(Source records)
** BEGIN **

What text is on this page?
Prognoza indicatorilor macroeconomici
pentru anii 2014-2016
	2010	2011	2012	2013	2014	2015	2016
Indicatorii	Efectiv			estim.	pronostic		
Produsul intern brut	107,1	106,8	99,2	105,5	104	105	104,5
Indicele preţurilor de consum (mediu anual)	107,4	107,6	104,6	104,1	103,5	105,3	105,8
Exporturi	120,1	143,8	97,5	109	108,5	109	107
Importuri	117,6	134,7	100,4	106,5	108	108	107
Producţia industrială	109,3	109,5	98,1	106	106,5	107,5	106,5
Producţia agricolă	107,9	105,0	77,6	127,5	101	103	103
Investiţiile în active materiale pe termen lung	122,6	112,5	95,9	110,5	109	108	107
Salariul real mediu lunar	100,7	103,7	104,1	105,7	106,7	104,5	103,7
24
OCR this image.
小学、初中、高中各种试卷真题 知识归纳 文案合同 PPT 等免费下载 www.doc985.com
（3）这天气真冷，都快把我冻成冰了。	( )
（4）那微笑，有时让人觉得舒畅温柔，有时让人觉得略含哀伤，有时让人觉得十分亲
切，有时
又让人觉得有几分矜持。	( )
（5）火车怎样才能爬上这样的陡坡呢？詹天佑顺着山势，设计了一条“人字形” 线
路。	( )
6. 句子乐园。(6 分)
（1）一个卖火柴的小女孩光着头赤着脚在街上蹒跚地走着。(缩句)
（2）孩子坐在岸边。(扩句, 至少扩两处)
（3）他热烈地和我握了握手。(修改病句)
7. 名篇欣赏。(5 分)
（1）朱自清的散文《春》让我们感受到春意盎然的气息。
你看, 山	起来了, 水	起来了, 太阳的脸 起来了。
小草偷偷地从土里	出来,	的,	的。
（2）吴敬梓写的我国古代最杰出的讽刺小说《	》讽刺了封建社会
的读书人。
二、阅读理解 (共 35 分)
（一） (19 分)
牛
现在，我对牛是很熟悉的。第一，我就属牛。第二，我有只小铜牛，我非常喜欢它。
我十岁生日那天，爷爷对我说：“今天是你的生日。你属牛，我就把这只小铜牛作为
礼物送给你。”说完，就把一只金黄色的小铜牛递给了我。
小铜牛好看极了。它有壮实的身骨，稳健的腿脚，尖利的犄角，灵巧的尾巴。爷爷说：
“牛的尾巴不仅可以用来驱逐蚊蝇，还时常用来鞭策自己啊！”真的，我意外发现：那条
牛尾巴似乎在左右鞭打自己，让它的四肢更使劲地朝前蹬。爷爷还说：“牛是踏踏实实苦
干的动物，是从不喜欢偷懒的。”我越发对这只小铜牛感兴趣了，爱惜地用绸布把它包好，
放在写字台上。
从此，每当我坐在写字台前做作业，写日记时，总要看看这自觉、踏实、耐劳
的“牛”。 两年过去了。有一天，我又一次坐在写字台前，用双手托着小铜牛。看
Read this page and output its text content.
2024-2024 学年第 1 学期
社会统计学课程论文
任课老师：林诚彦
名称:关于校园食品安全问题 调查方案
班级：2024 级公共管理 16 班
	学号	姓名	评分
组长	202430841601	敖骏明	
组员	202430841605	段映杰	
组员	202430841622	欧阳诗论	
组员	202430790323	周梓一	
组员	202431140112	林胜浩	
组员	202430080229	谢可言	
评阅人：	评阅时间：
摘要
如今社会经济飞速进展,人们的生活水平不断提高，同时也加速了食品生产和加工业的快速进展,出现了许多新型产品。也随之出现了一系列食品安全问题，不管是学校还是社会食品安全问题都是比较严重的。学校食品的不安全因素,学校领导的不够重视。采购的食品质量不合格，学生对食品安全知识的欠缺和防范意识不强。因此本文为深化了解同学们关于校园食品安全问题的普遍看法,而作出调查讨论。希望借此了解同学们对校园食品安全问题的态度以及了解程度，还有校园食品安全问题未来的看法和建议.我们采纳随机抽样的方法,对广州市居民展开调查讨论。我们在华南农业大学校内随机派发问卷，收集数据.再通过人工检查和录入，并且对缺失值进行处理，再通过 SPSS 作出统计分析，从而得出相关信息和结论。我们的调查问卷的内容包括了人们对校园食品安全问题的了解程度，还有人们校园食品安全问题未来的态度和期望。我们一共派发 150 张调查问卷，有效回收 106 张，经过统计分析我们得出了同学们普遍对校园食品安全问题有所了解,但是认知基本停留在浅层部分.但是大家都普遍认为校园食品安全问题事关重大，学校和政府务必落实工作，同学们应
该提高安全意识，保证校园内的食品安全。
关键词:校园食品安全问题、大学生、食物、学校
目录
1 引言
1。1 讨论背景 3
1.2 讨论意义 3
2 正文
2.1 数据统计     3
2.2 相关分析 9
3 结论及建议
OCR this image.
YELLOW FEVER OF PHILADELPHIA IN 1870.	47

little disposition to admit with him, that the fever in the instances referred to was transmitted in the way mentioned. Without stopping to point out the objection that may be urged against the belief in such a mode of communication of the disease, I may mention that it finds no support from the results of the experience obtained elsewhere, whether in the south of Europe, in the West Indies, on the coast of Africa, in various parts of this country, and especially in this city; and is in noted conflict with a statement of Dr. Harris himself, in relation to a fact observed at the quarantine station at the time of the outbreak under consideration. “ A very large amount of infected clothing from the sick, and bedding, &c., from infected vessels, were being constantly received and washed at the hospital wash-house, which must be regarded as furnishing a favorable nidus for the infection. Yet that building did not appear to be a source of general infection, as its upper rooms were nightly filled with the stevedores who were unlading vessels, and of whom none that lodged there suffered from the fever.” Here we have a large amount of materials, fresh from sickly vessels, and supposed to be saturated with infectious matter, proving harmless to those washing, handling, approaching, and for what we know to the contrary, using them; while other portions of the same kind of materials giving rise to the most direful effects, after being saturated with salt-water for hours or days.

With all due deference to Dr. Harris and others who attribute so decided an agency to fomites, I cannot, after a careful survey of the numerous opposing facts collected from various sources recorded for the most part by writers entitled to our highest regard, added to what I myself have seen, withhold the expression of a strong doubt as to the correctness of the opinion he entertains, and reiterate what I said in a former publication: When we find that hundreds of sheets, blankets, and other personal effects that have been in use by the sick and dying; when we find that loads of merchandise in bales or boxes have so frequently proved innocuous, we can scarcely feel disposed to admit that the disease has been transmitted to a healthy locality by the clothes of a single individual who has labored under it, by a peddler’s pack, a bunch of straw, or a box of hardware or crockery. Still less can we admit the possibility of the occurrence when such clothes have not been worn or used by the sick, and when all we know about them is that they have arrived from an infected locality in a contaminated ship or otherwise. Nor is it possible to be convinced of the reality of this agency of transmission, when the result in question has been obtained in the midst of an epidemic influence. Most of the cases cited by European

** END **

## Short task
Every line above should be written out again exactly as it stands.

## Solution
What text is on this page?
Prognoza indicatorilor macroeconomici
pentru anii 2014-2016
	2010	2011	2012	2013	2014	2015	2016
Indicatorii	Efectiv			estim.	pronostic		
Produsul intern brut	107,1	106,8	99,2	105,5	104	105	104,5
Indicele preţurilor de consum (mediu anual)	107,4	107,6	104,6	104,1	103,5	105,3	105,8
Exporturi	120,1	143,8	97,5	109	108,5	109	107
Importuri	117,6	134,7	100,4	106,5	108	108	107
Producţia industrială	109,3	109,5	98,1	106	106,5	107,5	106,5
Producţia agricolă	107,9	105,0	77,6	127,5	101	103	103
Investiţiile în active materiale pe termen lung	122,6	112,5	95,9	110,5	109	108	107
Salariul real mediu lunar	100,7	103,7	104,1	105,7	106,7	104,5	103,7
24
OCR this image.
小学、初中、高中各种试卷真题 知识归纳 文案合同 PPT 等免费下载 www.doc985.com
（3）这天气真冷，都快把我冻成冰了。	( )
（4）那微笑，有时让人觉得舒畅温柔，有时让人觉得略含哀伤，有时让人觉得十分亲
切，有时
又让人觉得有几分矜持。	( )
（5）火车怎样才能爬上这样的陡坡呢？詹天佑顺着山势，设计了一条“人字形” 线
路。	( )
6. 句子乐园。(6 分)
（1）一个卖火柴的小女孩光着头赤着脚在街上蹒跚地走着。(缩句)
（2）孩子坐在岸边。(扩句, 至少扩两处)
（3）他热烈地和我握了握手。(修改病句)
7. 名篇欣赏。(5 分)
（1）朱自清的散文《春》让我们感受到春意盎然的气息。
你看, 山	起来了, 水	起来了, 太阳的脸 起来了。
小草偷偷地从土里	出来,	的,	的。
（2）吴敬梓写的我国古代最杰出的讽刺小说《	》讽刺了封建社会
的读书人。
二、阅读理解 (共 35 分)
（一） (19 分)
牛
现在，我对牛是很熟悉的。第一，我就属牛。第二，我有只小铜牛，我非常喜欢它。
我十岁生日那天，爷爷对我说：“今天是你的生日。你属牛，我就把这只小铜牛作为
礼物送给你。”说完，就把一只金黄色的小铜牛递给了我。
小铜牛好看极了。它有壮实的身骨，稳健的腿脚，尖利的犄角，灵巧的尾巴。爷爷说：
“牛的尾巴不仅可以用来驱逐蚊蝇，还时常用来鞭策自己啊！”真的，我意外发现：那条
牛尾巴似乎在左右鞭打自己，让它的四肢更使劲地朝前蹬。爷爷还说：“牛是踏踏实实苦
干的动物，是从不喜欢偷懒的。”我越发对这只小铜牛感兴趣了，爱惜地用绸布把它包好，
放在写字台上。
从此，每当我坐在写字台前做作业，写日记时，总要看看这自觉、踏实、耐劳
的“牛”。 两年过去了。有一天，我又一次坐在写字台前，用双手托着小铜牛。看
Read this page and output its text content.
2024-2024 学年第 1 学期
社会统计学课程论文
任课老师：林诚彦
名称:关于校园食品安全问题 调查方案
班级：2024 级公共管理 16 班
	学号	姓名	评分
组长	202430841601	敖骏明	
组员	202430841605	段映杰	
组员	202430841622	欧阳诗论	
组员	202430790323	周梓一	
组员	202431140112	林胜浩	
组员	202430080229	谢可言	
评阅人：	评阅时间：
摘要
如今社会经济飞速进展,人们的生活水平不断提高，同时也加速了食品生产和加工业的快速进展,出现了许多新型产品。也随之出现了一系列食品安全问题，不管是学校还是社会食品安全问题都是比较严重的。学校食品的不安全因素,学校领导的不够重视。采购的食品质量不合格，学生对食品安全知识的欠缺和防范意识不强。因此本文为深化了解同学们关于校园食品安全问题的普遍看法,而作出调查讨论。希望借此了解同学们对校园食品安全问题的态度以及了解程度，还有校园食品安全问题未来的看法和建议.我们采纳随机抽样的方法,对广州市居民展开调查讨论。我们在华南农业大学校内随机派发问卷，收集数据.再通过人工检查和录入，并且对缺失值进行处理，再通过 SPSS 作出统计分析，从而得出相关信息和结论。我们的调查问卷的内容包括了人们对校园食品安全问题的了解程度，还有人们校园食品安全问题未来的态度和期望。我们一共派发 150 张调查问卷，有效回收 106 张，经过统计分析我们得出了同学们普遍对校园食品安全问题有所了解,但是认知基本停留在浅层部分.但是大家都普遍认为校园食品安全问题事关重大，学校和政府务必落实工作，同学们应
该提高安全意识，保证校园内的食品安全。
关键词:校园食品安全问题、大学生、食物、学校
目录
1 引言
1。1 讨论背景 3
1.2 讨论意义 3
2 正文
2.1 数据统计     3
2.2 相关分析 9
3 结论及建议
OCR this image.
YELLOW FEVER OF PHILADELPHIA IN 1870.	47

little disposition to admit with him, that the fever in the instances referred to was transmitted in the way mentioned. Without stopping to point out the objection that may be urged against the belief in such a mode of communication of the disease, I may mention that it finds no support from the results of the experience obtained elsewhere, whether in the south of Europe, in the West Indies, on the coast of Africa, in various parts of this country, and especially in this city; and is in noted conflict with a statement of Dr. Harris himself, in relation to a fact observed at the quarantine station at the time of the outbreak under consideration. “ A very large amount of infected clothing from the sick, and bedding, &c., from infected vessels, were being constantly received and washed at the hospital wash-house, which must be regarded as furnishing a favorable nidus for the infection. Yet that building did not appear to be a source of general infection, as its upper rooms were nightly filled with the stevedores who were unlading vessels, and of whom none that lodged there suffered from the fever.” Here we have a large amount of materials, fresh from sickly vessels, and supposed to be saturated with infectious matter, proving harmless to those washing, handling, approaching, and for what we know to the contrary, using them; while other portions of the same kind of materials giving rise to the most direful effects, after being saturated with salt-water for hours or days.

With all due deference to Dr. Harris and others who attribute so decided an agency to fomites, I cannot, after a careful survey of the numerous opposing facts collected from various sources recorded for the most part by writers entitled to our highest regard, added to what I myself have seen, withhold the expression of a strong doubt as to the correctness of the opinion he entertains, and reiterate what I said in a former publication: When we find that hundreds of sheets, blankets, and other personal effects that have been in use by the sick and dying; when we find that loads of merchandise in bales or boxes have so frequently proved innocuous, we can scarcely feel disposed to admit that the disease has been transmitted to a healthy locality by the clothes of a single individual who has labored under it, by a peddler’s pack, a bunch of straw, or a box of hardware or crockery. Still less can we admit the possibility of the occurrence when such clothes have not been worn or used by the sick, and when all we know about them is that they have arrived from an infected locality in a contaminated ship or otherwise. Nor is it possible to be convinced of the reality of this agency of transmission, when the result in question has been obtained in the midst of an epidemic influence. Most of the cases cited by European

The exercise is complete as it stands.